* begin *

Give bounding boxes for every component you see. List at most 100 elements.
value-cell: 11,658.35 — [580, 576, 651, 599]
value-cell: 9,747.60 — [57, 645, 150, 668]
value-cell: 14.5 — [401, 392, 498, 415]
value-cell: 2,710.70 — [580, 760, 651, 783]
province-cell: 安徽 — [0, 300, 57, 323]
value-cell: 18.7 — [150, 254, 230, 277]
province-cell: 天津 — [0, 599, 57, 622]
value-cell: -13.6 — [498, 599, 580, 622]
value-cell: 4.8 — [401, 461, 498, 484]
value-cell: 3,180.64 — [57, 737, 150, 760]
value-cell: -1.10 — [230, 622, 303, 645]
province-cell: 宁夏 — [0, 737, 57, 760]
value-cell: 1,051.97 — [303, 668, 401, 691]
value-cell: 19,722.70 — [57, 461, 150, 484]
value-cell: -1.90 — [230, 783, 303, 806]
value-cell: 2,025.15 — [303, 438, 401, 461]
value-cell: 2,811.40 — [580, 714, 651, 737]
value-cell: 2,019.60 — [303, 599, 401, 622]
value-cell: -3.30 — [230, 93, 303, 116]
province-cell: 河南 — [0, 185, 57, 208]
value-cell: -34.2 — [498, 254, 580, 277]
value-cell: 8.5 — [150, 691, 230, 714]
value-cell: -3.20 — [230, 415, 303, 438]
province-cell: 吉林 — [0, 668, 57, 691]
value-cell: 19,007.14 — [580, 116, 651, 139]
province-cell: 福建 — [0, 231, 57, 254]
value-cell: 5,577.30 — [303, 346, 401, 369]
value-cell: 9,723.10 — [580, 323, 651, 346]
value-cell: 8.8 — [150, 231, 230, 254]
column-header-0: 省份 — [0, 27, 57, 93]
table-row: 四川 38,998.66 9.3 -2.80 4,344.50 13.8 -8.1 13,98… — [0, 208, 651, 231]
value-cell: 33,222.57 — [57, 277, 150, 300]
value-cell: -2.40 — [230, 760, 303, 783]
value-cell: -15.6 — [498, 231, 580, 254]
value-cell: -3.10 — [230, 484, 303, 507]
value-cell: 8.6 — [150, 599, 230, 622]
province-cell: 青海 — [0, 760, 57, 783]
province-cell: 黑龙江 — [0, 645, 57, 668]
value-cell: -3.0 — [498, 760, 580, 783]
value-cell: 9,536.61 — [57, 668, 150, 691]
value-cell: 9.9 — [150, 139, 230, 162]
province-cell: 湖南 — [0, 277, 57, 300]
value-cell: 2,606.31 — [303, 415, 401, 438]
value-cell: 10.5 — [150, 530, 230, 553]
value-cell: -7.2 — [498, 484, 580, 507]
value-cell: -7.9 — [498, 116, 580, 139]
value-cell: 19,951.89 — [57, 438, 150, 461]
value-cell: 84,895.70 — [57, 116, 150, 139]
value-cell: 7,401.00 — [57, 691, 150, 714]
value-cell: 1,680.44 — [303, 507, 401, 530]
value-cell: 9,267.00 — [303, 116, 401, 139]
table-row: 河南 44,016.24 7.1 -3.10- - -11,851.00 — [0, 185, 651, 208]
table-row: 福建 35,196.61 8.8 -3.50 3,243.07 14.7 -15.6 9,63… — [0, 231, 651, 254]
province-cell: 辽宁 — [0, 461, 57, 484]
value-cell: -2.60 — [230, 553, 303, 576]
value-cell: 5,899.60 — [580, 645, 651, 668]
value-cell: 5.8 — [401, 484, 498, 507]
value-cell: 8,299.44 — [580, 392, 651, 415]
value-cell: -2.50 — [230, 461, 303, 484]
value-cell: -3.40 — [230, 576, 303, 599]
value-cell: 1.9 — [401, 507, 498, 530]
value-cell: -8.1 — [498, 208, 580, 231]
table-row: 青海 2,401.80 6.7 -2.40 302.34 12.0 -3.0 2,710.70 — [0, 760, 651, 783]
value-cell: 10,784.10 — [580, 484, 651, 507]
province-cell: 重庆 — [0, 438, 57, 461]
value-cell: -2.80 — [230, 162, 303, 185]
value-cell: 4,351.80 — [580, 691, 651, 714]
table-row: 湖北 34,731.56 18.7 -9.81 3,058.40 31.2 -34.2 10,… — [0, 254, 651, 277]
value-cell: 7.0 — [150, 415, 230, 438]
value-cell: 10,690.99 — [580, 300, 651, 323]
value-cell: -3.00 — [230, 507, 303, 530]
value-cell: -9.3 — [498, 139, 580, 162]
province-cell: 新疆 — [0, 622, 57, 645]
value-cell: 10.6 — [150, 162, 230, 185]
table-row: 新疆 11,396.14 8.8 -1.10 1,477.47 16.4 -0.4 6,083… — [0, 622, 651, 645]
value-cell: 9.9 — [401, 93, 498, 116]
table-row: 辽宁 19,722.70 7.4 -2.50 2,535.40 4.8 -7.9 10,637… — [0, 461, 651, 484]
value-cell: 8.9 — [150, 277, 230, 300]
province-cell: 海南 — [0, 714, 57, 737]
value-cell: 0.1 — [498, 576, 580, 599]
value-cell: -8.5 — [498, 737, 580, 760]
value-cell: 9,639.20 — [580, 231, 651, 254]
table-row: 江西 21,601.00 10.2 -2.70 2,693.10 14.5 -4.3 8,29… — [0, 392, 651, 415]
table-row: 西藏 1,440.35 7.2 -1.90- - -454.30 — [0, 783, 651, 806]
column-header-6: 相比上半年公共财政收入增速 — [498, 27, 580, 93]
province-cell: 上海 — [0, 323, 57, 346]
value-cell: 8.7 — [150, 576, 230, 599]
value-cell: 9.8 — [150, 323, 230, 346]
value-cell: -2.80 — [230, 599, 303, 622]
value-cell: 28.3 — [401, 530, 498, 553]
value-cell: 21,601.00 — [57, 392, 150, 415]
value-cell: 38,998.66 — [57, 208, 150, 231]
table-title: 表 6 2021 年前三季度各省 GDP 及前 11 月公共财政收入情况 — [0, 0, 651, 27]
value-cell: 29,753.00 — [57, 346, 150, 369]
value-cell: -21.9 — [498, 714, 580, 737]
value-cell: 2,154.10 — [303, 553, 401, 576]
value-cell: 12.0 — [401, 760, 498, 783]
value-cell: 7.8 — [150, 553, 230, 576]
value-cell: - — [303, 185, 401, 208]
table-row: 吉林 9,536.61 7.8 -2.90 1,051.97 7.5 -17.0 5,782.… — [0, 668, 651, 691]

* end *

- EXERCISE REQUIREMENTS: Reproduce every item above line by line, changing no character.

- RESPONSE:
Give bounding boxes for every component you see. List at most 100 elements.
value-cell: 11,658.35 — [580, 576, 651, 599]
value-cell: 9,747.60 — [57, 645, 150, 668]
value-cell: 14.5 — [401, 392, 498, 415]
value-cell: 2,710.70 — [580, 760, 651, 783]
province-cell: 安徽 — [0, 300, 57, 323]
value-cell: 18.7 — [150, 254, 230, 277]
province-cell: 天津 — [0, 599, 57, 622]
value-cell: -13.6 — [498, 599, 580, 622]
value-cell: 4.8 — [401, 461, 498, 484]
value-cell: 3,180.64 — [57, 737, 150, 760]
value-cell: -1.10 — [230, 622, 303, 645]
province-cell: 宁夏 — [0, 737, 57, 760]
value-cell: 1,051.97 — [303, 668, 401, 691]
value-cell: 19,722.70 — [57, 461, 150, 484]
value-cell: -1.90 — [230, 783, 303, 806]
value-cell: 2,025.15 — [303, 438, 401, 461]
value-cell: 2,811.40 — [580, 714, 651, 737]
value-cell: 2,019.60 — [303, 599, 401, 622]
value-cell: -3.30 — [230, 93, 303, 116]
province-cell: 河南 — [0, 185, 57, 208]
value-cell: -34.2 — [498, 254, 580, 277]
value-cell: 8.5 — [150, 691, 230, 714]
value-cell: -3.20 — [230, 415, 303, 438]
province-cell: 吉林 — [0, 668, 57, 691]
value-cell: 19,007.14 — [580, 116, 651, 139]
province-cell: 福建 — [0, 231, 57, 254]
value-cell: 5,577.30 — [303, 346, 401, 369]
value-cell: 9,723.10 — [580, 323, 651, 346]
value-cell: 8.8 — [150, 231, 230, 254]
column-header-0: 省份 — [0, 27, 57, 93]
table-row: 四川 38,998.66 9.3 -2.80 4,344.50 13.8 -8.1 13,98… — [0, 208, 651, 231]
value-cell: 33,222.57 — [57, 277, 150, 300]
value-cell: -2.40 — [230, 760, 303, 783]
value-cell: -15.6 — [498, 231, 580, 254]
value-cell: -3.10 — [230, 484, 303, 507]
value-cell: 8.6 — [150, 599, 230, 622]
province-cell: 青海 — [0, 760, 57, 783]
province-cell: 黑龙江 — [0, 645, 57, 668]
value-cell: -3.0 — [498, 760, 580, 783]
value-cell: 9,536.61 — [57, 668, 150, 691]
value-cell: 9.9 — [150, 139, 230, 162]
province-cell: 湖南 — [0, 277, 57, 300]
value-cell: 2,606.31 — [303, 415, 401, 438]
value-cell: 10.5 — [150, 530, 230, 553]
value-cell: -7.2 — [498, 484, 580, 507]
value-cell: -7.9 — [498, 116, 580, 139]
value-cell: 19,951.89 — [57, 438, 150, 461]
value-cell: 84,895.70 — [57, 116, 150, 139]
value-cell: 7,401.00 — [57, 691, 150, 714]
value-cell: 1,680.44 — [303, 507, 401, 530]
value-cell: 9,267.00 — [303, 116, 401, 139]
table-row: 河南 44,016.24 7.1 -3.10- - -11,851.00 — [0, 185, 651, 208]
table-row: 福建 35,196.61 8.8 -3.50 3,243.07 14.7 -15.6 9,63… — [0, 231, 651, 254]
province-cell: 辽宁 — [0, 461, 57, 484]
value-cell: -2.60 — [230, 553, 303, 576]
value-cell: 5,899.60 — [580, 645, 651, 668]
value-cell: 5.8 — [401, 484, 498, 507]
value-cell: 8,299.44 — [580, 392, 651, 415]
value-cell: -2.50 — [230, 461, 303, 484]
value-cell: -3.40 — [230, 576, 303, 599]
value-cell: 1.9 — [401, 507, 498, 530]
value-cell: -8.1 — [498, 208, 580, 231]
table-row: 青海 2,401.80 6.7 -2.40 302.34 12.0 -3.0 2,710.70 — [0, 760, 651, 783]
value-cell: 10,784.10 — [580, 484, 651, 507]
province-cell: 重庆 — [0, 438, 57, 461]
value-cell: -2.80 — [230, 162, 303, 185]
value-cell: 4,351.80 — [580, 691, 651, 714]
table-row: 湖北 34,731.56 18.7 -9.81 3,058.40 31.2 -34.2 10,… — [0, 254, 651, 277]
value-cell: 7.0 — [150, 415, 230, 438]
value-cell: 10,690.99 — [580, 300, 651, 323]
value-cell: -3.00 — [230, 507, 303, 530]
value-cell: -9.3 — [498, 139, 580, 162]
province-cell: 新疆 — [0, 622, 57, 645]
value-cell: 10.6 — [150, 162, 230, 185]
table-row: 新疆 11,396.14 8.8 -1.10 1,477.47 16.4 -0.4 6,083… — [0, 622, 651, 645]
value-cell: 9.9 — [401, 93, 498, 116]
table-row: 辽宁 19,722.70 7.4 -2.50 2,535.40 4.8 -7.9 10,637… — [0, 461, 651, 484]
value-cell: 8.9 — [150, 277, 230, 300]
province-cell: 海南 — [0, 714, 57, 737]
value-cell: 0.1 — [498, 576, 580, 599]
value-cell: -8.5 — [498, 737, 580, 760]
value-cell: 9,639.20 — [580, 231, 651, 254]
table-row: 江西 21,601.00 10.2 -2.70 2,693.10 14.5 -4.3 8,29… — [0, 392, 651, 415]
table-row: 西藏 1,440.35 7.2 -1.90- - -454.30 — [0, 783, 651, 806]
column-header-6: 相比上半年公共财政收入增速 — [498, 27, 580, 93]
province-cell: 上海 — [0, 323, 57, 346]
value-cell: 8.7 — [150, 576, 230, 599]
value-cell: 9.8 — [150, 323, 230, 346]
value-cell: -2.80 — [230, 599, 303, 622]
value-cell: 28.3 — [401, 530, 498, 553]
value-cell: 21,601.00 — [57, 392, 150, 415]
value-cell: 38,998.66 — [57, 208, 150, 231]
table-title: 表 6 2021 年前三季度各省 GDP 及前 11 月公共财政收入情况 — [0, 0, 651, 27]
value-cell: 29,753.00 — [57, 346, 150, 369]
value-cell: -21.9 — [498, 714, 580, 737]
value-cell: 2,154.10 — [303, 553, 401, 576]
value-cell: 12.0 — [401, 760, 498, 783]
value-cell: 7.8 — [150, 553, 230, 576]
value-cell: - — [303, 185, 401, 208]
table-row: 吉林 9,536.61 7.8 -2.90 1,051.97 7.5 -17.0 5,782.… — [0, 668, 651, 691]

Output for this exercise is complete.